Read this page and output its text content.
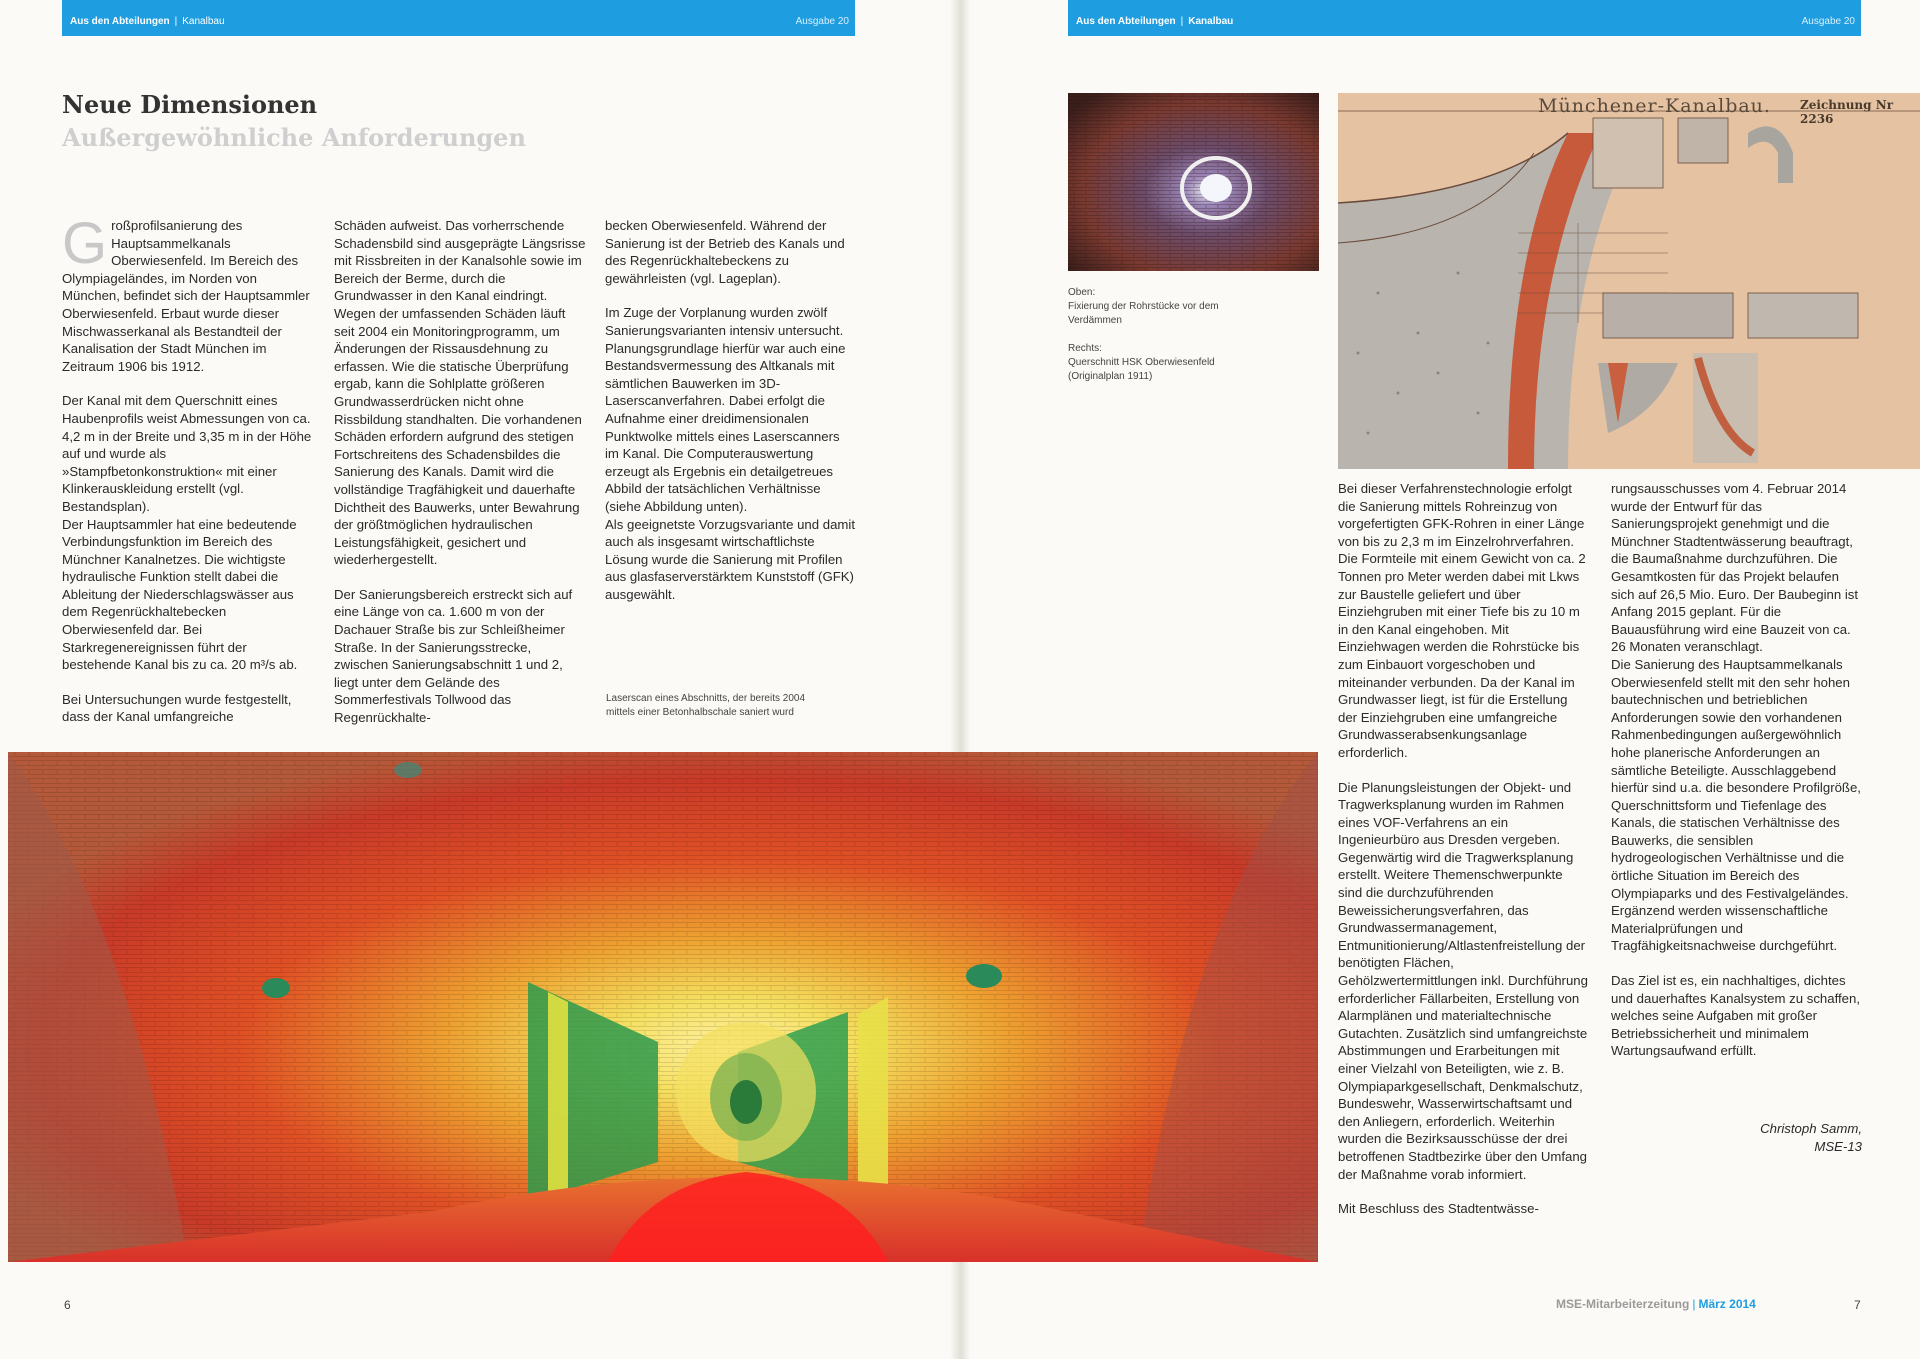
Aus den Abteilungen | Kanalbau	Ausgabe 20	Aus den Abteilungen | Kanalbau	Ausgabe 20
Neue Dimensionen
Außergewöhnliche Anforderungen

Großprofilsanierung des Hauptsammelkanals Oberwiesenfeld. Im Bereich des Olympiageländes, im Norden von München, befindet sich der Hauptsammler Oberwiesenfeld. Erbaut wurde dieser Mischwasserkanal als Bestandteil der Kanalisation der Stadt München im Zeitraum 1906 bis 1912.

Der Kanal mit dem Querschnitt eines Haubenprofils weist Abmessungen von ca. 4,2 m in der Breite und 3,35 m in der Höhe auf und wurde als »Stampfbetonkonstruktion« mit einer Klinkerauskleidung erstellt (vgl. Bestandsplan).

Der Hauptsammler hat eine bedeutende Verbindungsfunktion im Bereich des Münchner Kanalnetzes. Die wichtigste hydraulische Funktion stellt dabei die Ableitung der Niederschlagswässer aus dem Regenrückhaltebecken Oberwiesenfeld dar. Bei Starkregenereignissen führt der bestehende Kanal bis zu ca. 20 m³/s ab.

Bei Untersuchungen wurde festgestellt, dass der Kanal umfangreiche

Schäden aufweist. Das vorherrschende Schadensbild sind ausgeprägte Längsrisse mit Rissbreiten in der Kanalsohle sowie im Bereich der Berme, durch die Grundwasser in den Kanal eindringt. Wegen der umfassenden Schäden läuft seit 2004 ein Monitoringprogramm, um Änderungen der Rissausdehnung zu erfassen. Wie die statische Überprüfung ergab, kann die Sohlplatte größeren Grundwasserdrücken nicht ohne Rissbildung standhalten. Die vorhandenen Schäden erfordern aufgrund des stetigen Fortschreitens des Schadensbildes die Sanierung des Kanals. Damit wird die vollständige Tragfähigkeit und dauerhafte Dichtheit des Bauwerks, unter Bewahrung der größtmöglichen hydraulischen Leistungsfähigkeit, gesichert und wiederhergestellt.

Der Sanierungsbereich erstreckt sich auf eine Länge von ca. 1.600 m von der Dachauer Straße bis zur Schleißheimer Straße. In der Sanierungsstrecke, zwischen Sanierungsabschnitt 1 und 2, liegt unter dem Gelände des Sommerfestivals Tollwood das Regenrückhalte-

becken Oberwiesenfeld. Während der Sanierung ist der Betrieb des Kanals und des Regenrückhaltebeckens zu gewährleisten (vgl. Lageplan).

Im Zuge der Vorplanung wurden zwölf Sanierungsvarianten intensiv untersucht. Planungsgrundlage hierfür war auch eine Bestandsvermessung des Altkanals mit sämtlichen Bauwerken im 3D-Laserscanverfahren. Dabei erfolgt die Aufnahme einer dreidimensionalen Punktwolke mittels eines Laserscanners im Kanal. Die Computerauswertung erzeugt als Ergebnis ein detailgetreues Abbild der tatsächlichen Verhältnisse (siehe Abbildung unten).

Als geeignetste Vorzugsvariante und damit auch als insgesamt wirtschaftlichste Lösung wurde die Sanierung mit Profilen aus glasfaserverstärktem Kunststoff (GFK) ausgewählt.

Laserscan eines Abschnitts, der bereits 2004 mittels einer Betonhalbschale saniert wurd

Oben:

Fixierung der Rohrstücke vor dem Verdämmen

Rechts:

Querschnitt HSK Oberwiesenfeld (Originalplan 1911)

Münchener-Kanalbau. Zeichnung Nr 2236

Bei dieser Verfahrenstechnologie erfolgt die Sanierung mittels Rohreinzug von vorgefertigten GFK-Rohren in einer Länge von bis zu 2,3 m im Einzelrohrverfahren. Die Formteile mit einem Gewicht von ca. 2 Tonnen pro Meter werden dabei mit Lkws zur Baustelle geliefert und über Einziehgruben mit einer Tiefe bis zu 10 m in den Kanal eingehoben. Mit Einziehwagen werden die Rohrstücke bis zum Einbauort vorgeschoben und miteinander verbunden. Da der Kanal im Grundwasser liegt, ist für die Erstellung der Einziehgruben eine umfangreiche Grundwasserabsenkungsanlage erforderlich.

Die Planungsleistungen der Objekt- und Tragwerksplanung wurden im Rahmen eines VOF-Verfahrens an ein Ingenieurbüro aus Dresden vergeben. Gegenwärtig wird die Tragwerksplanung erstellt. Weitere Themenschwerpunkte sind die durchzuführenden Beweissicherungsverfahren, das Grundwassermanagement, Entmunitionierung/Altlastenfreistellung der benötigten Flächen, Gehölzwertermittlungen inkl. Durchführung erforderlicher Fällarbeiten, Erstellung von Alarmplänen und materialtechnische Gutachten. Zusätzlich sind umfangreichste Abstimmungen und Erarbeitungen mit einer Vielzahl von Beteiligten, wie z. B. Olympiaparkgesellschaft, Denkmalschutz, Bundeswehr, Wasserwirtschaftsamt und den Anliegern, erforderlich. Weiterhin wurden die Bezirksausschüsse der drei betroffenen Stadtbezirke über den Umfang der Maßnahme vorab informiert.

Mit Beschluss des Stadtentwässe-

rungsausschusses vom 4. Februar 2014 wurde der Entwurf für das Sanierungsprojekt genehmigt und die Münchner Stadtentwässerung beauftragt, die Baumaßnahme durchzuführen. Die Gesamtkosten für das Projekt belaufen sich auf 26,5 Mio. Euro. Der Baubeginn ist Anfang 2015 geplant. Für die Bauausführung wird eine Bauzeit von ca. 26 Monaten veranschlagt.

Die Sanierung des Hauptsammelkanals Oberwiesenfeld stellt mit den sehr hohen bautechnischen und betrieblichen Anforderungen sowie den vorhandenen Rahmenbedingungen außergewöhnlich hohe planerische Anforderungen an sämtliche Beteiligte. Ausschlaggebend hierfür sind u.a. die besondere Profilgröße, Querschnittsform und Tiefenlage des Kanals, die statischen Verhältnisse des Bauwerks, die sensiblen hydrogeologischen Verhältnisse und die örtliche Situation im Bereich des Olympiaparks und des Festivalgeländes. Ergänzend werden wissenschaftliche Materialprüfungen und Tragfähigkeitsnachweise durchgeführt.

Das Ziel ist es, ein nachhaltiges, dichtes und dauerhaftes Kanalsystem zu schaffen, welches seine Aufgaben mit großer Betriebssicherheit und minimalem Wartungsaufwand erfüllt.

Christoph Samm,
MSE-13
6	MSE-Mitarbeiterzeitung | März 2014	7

◆ ◆ ◆ ◆ ◆

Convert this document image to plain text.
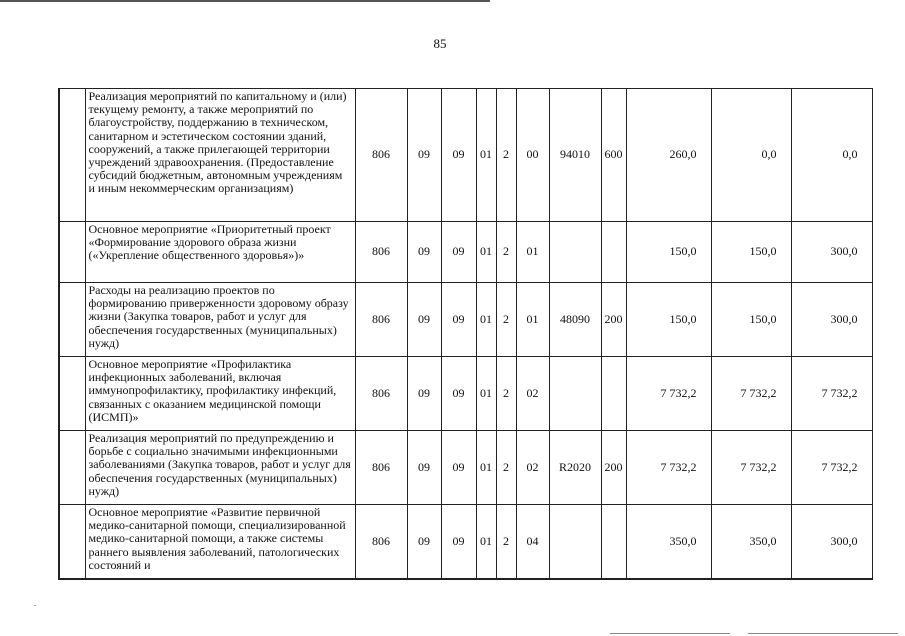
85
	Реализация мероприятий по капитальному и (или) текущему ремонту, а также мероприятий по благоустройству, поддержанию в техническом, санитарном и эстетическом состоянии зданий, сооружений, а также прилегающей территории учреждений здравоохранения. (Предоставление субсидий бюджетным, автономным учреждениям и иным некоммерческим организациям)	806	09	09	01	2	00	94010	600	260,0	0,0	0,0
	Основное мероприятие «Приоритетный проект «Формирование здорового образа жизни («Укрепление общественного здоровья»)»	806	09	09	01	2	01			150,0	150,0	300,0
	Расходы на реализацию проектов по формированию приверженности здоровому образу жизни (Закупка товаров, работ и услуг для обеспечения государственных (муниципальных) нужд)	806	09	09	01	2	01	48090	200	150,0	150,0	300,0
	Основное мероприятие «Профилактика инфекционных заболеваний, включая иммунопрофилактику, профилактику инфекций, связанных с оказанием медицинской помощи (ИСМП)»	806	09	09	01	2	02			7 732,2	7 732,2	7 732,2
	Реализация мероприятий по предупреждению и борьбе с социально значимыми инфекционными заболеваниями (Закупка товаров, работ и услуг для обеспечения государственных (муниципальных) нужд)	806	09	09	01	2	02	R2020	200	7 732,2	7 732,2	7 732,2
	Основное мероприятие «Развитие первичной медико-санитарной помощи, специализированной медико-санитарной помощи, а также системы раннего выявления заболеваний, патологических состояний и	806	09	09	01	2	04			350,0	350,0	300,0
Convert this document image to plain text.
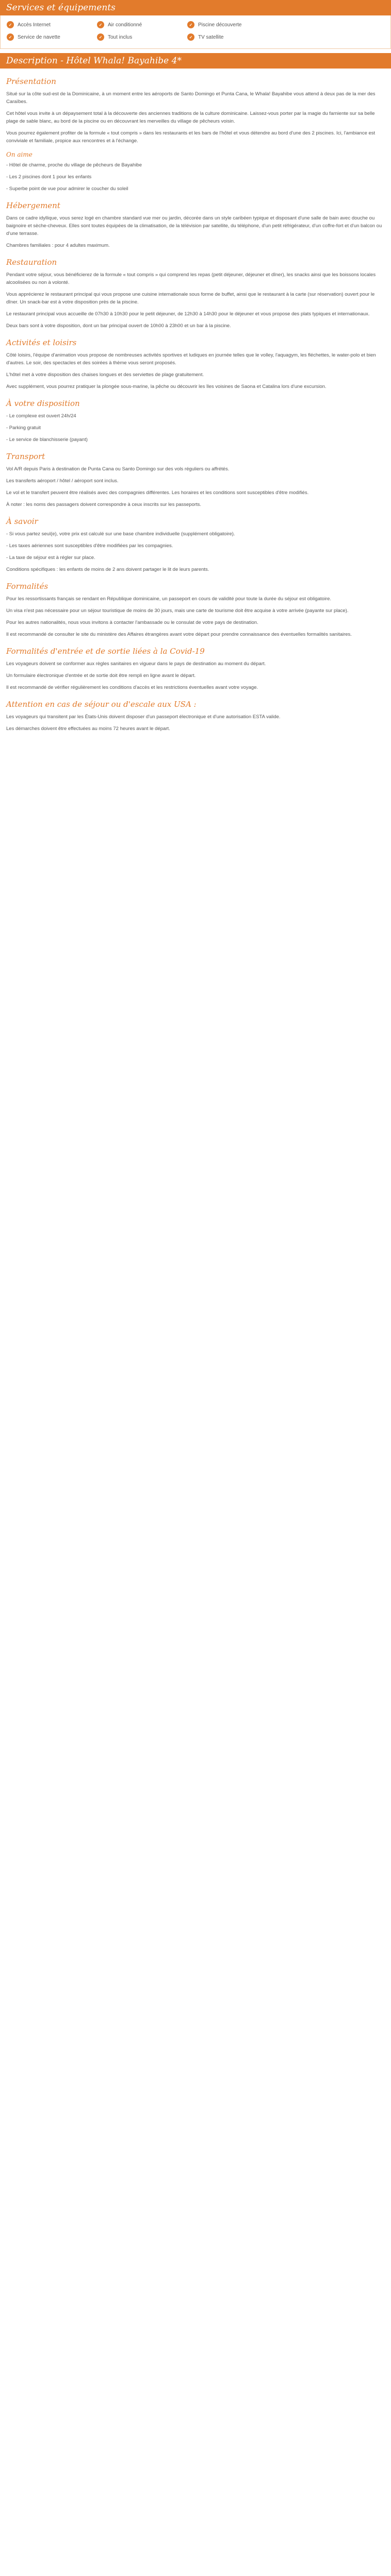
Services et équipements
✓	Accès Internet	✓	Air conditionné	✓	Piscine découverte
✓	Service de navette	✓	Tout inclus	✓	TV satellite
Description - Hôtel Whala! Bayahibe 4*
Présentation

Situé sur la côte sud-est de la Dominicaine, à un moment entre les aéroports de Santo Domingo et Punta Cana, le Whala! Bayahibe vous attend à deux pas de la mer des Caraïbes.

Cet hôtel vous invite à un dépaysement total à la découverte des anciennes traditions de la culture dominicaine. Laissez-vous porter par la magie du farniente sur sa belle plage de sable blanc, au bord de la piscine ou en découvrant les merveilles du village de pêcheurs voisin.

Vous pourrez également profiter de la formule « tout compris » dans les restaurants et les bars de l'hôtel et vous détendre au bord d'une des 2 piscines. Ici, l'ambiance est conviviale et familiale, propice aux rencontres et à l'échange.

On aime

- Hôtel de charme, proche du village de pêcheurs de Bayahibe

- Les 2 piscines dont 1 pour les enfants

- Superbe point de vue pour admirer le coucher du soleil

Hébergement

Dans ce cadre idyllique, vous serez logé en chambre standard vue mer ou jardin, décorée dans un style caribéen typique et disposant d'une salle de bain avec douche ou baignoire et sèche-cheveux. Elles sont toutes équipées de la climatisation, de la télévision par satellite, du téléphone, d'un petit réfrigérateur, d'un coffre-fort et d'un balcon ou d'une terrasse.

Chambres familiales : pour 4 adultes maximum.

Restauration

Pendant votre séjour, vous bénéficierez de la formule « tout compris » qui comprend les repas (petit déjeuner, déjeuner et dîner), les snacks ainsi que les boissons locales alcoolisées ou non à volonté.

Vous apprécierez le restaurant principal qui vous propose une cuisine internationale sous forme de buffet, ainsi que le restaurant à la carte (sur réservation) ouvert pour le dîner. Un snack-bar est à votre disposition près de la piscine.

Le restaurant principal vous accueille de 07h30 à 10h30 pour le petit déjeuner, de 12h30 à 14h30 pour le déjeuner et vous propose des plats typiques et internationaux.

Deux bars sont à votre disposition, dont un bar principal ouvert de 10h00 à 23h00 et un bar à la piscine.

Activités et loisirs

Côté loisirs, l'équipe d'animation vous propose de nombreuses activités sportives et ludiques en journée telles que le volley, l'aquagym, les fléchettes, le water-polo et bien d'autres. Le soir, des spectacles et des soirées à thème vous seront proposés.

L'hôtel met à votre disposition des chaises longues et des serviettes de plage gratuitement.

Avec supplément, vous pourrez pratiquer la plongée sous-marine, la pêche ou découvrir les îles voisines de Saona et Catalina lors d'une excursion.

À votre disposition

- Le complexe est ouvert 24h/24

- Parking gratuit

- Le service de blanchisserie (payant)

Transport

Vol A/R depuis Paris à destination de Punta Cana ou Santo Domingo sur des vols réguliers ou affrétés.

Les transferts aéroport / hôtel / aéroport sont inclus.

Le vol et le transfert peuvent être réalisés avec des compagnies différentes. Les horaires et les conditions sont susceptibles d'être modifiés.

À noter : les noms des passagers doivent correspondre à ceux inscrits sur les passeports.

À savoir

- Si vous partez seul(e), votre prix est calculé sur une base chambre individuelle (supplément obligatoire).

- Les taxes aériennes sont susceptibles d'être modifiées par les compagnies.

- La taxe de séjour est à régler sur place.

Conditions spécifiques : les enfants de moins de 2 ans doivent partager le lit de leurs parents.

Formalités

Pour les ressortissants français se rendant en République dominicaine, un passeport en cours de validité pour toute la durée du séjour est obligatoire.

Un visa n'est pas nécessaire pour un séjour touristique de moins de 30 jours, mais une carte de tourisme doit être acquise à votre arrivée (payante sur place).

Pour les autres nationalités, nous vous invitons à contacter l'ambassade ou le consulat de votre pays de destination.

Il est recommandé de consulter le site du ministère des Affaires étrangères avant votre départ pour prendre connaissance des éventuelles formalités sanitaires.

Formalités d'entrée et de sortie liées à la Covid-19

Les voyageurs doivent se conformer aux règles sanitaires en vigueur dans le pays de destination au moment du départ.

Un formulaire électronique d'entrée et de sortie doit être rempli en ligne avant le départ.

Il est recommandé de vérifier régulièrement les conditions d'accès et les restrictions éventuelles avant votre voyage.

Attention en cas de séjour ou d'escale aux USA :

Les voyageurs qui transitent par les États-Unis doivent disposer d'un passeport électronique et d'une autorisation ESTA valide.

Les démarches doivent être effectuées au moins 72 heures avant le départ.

◆ ◆ ◆ ◆ ◆

__PROBLEM STATEMENT__: Determine the number of lines in the data that contain "муниципальных" as a word or string, and state only that number.

__SOLUTION FOR THIS TASK__: 2